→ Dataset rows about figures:
-*-

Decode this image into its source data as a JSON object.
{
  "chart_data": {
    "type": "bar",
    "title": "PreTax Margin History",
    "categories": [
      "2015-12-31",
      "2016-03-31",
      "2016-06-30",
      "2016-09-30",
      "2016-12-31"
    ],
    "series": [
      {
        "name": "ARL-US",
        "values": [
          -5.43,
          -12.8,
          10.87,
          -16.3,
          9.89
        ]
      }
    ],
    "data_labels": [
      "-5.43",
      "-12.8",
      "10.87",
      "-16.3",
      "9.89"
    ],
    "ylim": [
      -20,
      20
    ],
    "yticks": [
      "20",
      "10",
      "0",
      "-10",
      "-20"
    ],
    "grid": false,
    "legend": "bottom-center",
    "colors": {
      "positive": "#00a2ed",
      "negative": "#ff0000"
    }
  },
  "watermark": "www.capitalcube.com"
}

-*-

→ SET PROBLEM:
Give back all the data exactly as written.

→ OUTPUT FOR THIS EXERCISE:
Decode this image into its source data as a JSON object.
{
  "chart_data": {
    "type": "bar",
    "title": "PreTax Margin History",
    "categories": [
      "2015-12-31",
      "2016-03-31",
      "2016-06-30",
      "2016-09-30",
      "2016-12-31"
    ],
    "series": [
      {
        "name": "ARL-US",
        "values": [
          -5.43,
          -12.8,
          10.87,
          -16.3,
          9.89
        ]
      }
    ],
    "data_labels": [
      "-5.43",
      "-12.8",
      "10.87",
      "-16.3",
      "9.89"
    ],
    "ylim": [
      -20,
      20
    ],
    "yticks": [
      "20",
      "10",
      "0",
      "-10",
      "-20"
    ],
    "grid": false,
    "legend": "bottom-center",
    "colors": {
      "positive": "#00a2ed",
      "negative": "#ff0000"
    }
  },
  "watermark": "www.capitalcube.com"
}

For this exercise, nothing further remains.